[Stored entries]
#####

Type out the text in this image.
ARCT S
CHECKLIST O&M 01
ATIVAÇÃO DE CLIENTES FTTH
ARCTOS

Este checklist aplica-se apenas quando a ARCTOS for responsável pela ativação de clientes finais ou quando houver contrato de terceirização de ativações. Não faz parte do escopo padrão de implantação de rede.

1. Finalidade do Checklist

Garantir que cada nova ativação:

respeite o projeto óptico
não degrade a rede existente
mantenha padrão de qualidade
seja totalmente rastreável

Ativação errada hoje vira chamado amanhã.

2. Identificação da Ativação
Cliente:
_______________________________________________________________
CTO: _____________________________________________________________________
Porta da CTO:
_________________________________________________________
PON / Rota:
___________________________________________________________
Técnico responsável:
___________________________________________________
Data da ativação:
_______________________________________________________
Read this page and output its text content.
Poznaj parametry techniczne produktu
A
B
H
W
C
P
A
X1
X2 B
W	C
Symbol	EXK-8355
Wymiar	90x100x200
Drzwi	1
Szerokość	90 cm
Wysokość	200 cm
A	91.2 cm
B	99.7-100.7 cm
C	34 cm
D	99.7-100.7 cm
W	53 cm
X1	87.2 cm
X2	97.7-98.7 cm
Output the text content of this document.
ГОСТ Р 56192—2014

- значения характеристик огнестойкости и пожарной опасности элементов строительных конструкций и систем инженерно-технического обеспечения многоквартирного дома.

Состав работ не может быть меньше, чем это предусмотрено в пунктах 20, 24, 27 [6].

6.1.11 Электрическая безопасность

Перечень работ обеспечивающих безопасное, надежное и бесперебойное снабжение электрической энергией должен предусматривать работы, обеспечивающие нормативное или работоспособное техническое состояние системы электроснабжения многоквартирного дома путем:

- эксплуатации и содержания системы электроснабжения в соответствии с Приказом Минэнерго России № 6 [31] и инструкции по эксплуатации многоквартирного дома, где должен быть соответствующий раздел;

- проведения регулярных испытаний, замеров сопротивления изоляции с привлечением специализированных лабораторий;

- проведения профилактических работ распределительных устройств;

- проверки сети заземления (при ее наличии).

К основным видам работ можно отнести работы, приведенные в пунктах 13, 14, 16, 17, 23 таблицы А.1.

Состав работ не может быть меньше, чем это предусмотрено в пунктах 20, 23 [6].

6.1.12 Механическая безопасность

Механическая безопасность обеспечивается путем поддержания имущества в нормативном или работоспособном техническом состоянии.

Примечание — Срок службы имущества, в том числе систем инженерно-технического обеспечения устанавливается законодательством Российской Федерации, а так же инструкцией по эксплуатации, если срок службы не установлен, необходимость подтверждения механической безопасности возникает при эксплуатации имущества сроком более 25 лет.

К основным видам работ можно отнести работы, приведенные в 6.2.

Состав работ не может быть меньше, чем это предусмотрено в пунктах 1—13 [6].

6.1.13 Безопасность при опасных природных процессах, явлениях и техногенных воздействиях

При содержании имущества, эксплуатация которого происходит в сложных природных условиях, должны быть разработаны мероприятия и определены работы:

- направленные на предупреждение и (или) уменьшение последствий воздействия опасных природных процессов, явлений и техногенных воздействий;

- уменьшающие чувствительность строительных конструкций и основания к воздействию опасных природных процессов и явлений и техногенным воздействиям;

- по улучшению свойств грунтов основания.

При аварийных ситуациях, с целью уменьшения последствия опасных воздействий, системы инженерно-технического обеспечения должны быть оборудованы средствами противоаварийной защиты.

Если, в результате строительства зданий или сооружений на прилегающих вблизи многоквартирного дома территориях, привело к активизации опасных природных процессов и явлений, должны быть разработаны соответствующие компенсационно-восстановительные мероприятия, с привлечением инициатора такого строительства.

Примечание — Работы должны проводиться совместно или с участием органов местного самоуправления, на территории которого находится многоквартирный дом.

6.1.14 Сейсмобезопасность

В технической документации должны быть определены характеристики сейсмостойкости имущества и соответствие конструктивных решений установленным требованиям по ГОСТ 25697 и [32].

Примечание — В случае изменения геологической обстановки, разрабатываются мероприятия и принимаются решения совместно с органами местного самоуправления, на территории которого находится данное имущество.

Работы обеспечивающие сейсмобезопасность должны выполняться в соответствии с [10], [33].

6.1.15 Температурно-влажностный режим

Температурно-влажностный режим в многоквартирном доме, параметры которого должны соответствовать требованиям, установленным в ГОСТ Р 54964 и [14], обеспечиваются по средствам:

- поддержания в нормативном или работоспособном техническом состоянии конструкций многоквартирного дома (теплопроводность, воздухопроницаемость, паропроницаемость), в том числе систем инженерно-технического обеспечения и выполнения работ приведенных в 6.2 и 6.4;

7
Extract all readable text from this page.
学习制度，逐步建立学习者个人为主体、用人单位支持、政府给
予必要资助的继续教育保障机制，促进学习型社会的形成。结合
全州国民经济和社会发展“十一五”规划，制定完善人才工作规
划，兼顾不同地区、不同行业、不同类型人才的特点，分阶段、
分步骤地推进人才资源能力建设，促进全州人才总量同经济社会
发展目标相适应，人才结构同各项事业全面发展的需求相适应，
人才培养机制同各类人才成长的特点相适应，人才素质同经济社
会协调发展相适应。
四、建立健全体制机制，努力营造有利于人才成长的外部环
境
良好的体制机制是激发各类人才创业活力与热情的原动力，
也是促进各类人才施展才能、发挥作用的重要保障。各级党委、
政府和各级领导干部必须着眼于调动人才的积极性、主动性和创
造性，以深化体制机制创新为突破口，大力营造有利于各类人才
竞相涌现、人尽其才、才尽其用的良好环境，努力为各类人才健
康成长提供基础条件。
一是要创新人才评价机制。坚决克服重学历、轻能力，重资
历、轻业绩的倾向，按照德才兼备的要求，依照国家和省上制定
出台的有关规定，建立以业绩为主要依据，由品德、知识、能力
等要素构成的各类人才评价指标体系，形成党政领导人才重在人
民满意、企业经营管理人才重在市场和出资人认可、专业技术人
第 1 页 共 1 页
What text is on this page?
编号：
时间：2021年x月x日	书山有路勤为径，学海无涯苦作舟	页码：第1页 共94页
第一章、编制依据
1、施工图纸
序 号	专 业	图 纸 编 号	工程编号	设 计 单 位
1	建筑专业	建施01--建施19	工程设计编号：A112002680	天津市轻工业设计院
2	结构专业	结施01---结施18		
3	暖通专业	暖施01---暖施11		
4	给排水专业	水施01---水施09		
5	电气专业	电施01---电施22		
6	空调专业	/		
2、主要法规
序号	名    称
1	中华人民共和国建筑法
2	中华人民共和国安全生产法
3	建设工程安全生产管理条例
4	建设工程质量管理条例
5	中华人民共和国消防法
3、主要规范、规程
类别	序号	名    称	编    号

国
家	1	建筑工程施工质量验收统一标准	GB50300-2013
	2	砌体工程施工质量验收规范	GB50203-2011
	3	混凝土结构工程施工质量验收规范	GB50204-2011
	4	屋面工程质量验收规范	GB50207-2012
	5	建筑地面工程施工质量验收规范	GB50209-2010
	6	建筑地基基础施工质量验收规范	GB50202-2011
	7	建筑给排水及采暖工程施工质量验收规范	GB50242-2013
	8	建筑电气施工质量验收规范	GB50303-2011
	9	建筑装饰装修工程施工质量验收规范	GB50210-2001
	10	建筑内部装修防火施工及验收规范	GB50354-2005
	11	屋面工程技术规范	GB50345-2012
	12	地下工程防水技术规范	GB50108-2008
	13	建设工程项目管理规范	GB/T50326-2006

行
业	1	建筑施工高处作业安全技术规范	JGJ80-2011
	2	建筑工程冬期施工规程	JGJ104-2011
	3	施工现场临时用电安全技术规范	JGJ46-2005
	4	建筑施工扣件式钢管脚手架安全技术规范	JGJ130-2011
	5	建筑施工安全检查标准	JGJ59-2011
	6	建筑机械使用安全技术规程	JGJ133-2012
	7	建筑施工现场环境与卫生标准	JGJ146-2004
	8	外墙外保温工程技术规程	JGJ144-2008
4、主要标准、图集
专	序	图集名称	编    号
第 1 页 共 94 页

#####

▶ [Exercise goal]
Using the records above, say how many lines include the string "путем". Only the number is wanted.

▶ [Task output]
2